(Task description) Retype each record shown below, leaving every character as it is.

(The data)
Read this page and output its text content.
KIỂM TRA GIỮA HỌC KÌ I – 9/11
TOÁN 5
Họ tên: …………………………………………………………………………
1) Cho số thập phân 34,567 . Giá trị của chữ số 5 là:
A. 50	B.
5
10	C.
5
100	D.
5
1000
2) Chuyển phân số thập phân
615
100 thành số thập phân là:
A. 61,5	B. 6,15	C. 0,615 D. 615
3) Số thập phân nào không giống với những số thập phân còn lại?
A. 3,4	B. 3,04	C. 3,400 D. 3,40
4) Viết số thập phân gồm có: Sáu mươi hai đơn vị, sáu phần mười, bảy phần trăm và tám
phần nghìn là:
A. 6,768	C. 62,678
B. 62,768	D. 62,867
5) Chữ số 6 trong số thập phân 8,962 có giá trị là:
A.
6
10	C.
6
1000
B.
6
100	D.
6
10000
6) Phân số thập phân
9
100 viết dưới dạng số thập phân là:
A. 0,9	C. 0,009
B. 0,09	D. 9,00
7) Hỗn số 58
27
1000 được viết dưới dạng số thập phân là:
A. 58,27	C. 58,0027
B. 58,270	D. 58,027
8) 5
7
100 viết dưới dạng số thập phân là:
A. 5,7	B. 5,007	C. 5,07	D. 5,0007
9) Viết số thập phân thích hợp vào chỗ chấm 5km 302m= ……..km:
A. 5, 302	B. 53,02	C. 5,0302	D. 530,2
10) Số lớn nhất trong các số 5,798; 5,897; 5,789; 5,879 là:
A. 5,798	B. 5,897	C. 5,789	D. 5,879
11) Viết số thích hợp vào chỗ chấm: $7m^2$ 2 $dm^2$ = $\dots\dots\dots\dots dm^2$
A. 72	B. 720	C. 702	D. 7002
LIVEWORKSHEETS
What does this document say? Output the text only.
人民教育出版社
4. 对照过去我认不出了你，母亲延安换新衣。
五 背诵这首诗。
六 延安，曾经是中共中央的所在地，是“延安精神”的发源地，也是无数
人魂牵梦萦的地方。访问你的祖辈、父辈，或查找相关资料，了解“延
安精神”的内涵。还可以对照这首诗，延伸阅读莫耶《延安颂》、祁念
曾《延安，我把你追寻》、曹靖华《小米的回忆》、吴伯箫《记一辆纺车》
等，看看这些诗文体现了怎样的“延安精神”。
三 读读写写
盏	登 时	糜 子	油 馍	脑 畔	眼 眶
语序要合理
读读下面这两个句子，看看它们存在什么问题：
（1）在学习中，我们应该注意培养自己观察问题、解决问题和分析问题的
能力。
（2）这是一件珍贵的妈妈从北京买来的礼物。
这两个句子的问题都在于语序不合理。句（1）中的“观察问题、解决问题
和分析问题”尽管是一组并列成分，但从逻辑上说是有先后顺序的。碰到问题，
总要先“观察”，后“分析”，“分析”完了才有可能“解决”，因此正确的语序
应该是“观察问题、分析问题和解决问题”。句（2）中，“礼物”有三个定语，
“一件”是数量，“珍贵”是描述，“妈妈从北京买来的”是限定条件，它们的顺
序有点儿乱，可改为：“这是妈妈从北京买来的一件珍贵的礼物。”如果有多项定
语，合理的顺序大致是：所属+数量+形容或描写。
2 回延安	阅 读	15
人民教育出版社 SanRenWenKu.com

(Result)
Read this page and output its text content.
KIỂM TRA GIỮA HỌC KÌ I – 9/11
TOÁN 5
Họ tên: …………………………………………………………………………
1) Cho số thập phân 34,567 . Giá trị của chữ số 5 là:
A. 50	B.
5
10	C.
5
100	D.
5
1000
2) Chuyển phân số thập phân
615
100 thành số thập phân là:
A. 61,5	B. 6,15	C. 0,615 D. 615
3) Số thập phân nào không giống với những số thập phân còn lại?
A. 3,4	B. 3,04	C. 3,400 D. 3,40
4) Viết số thập phân gồm có: Sáu mươi hai đơn vị, sáu phần mười, bảy phần trăm và tám
phần nghìn là:
A. 6,768	C. 62,678
B. 62,768	D. 62,867
5) Chữ số 6 trong số thập phân 8,962 có giá trị là:
A.
6
10	C.
6
1000
B.
6
100	D.
6
10000
6) Phân số thập phân
9
100 viết dưới dạng số thập phân là:
A. 0,9	C. 0,009
B. 0,09	D. 9,00
7) Hỗn số 58
27
1000 được viết dưới dạng số thập phân là:
A. 58,27	C. 58,0027
B. 58,270	D. 58,027
8) 5
7
100 viết dưới dạng số thập phân là:
A. 5,7	B. 5,007	C. 5,07	D. 5,0007
9) Viết số thập phân thích hợp vào chỗ chấm 5km 302m= ……..km:
A. 5, 302	B. 53,02	C. 5,0302	D. 530,2
10) Số lớn nhất trong các số 5,798; 5,897; 5,789; 5,879 là:
A. 5,798	B. 5,897	C. 5,789	D. 5,879
11) Viết số thích hợp vào chỗ chấm: $7m^2$ 2 $dm^2$ = $\dots\dots\dots\dots dm^2$
A. 72	B. 720	C. 702	D. 7002
LIVEWORKSHEETS
What does this document say? Output the text only.
人民教育出版社
4. 对照过去我认不出了你，母亲延安换新衣。
五 背诵这首诗。
六 延安，曾经是中共中央的所在地，是“延安精神”的发源地，也是无数
人魂牵梦萦的地方。访问你的祖辈、父辈，或查找相关资料，了解“延
安精神”的内涵。还可以对照这首诗，延伸阅读莫耶《延安颂》、祁念
曾《延安，我把你追寻》、曹靖华《小米的回忆》、吴伯箫《记一辆纺车》
等，看看这些诗文体现了怎样的“延安精神”。
三 读读写写
盏	登 时	糜 子	油 馍	脑 畔	眼 眶
语序要合理
读读下面这两个句子，看看它们存在什么问题：
（1）在学习中，我们应该注意培养自己观察问题、解决问题和分析问题的
能力。
（2）这是一件珍贵的妈妈从北京买来的礼物。
这两个句子的问题都在于语序不合理。句（1）中的“观察问题、解决问题
和分析问题”尽管是一组并列成分，但从逻辑上说是有先后顺序的。碰到问题，
总要先“观察”，后“分析”，“分析”完了才有可能“解决”，因此正确的语序
应该是“观察问题、分析问题和解决问题”。句（2）中，“礼物”有三个定语，
“一件”是数量，“珍贵”是描述，“妈妈从北京买来的”是限定条件，它们的顺
序有点儿乱，可改为：“这是妈妈从北京买来的一件珍贵的礼物。”如果有多项定
语，合理的顺序大致是：所属+数量+形容或描写。
2 回延安	阅 读	15
人民教育出版社 SanRenWenKu.com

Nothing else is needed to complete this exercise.